DATA PROVIDED:
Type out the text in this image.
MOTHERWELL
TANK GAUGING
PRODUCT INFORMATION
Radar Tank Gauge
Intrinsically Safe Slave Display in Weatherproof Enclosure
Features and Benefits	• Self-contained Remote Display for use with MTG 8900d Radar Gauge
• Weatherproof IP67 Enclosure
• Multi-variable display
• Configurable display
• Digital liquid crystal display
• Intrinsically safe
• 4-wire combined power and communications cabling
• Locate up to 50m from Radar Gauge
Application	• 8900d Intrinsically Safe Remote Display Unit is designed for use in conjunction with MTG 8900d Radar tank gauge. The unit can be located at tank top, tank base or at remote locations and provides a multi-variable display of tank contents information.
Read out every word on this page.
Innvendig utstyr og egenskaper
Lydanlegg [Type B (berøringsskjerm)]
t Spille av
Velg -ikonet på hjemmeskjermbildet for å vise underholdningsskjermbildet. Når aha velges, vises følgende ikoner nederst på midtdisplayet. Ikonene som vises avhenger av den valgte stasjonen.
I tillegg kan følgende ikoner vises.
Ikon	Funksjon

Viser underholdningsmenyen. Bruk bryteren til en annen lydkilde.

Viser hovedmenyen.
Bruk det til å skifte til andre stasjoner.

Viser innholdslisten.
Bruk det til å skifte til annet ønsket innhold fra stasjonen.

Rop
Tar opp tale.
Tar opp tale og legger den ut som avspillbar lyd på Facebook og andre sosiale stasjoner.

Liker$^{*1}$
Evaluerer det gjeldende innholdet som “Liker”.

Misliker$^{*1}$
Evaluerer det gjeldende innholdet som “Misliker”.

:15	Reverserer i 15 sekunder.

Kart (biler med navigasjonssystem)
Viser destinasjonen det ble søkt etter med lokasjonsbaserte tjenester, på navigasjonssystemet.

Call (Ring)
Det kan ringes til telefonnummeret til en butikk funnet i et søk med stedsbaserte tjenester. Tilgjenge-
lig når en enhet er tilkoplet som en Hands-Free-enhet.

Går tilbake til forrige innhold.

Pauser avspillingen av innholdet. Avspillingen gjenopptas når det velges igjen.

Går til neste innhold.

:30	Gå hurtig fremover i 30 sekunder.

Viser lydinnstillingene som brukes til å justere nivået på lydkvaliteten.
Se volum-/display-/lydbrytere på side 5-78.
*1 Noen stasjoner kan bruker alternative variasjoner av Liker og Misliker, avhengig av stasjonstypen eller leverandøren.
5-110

WHAT YOU NEED TO DO:
Each line in the entries above that includes the string "velges" should be extracted.

EXERCISE RESULT:
Velg -ikonet på hjemmeskjermbildet for å vise underholdningsskjermbildet. Når aha velges, vises følgende ikoner nederst på midtdisplayet. Ikonene som vises avhenger av den valgte stasjonen.
Pauser avspillingen av innholdet. Avspillingen gjenopptas når det velges igjen.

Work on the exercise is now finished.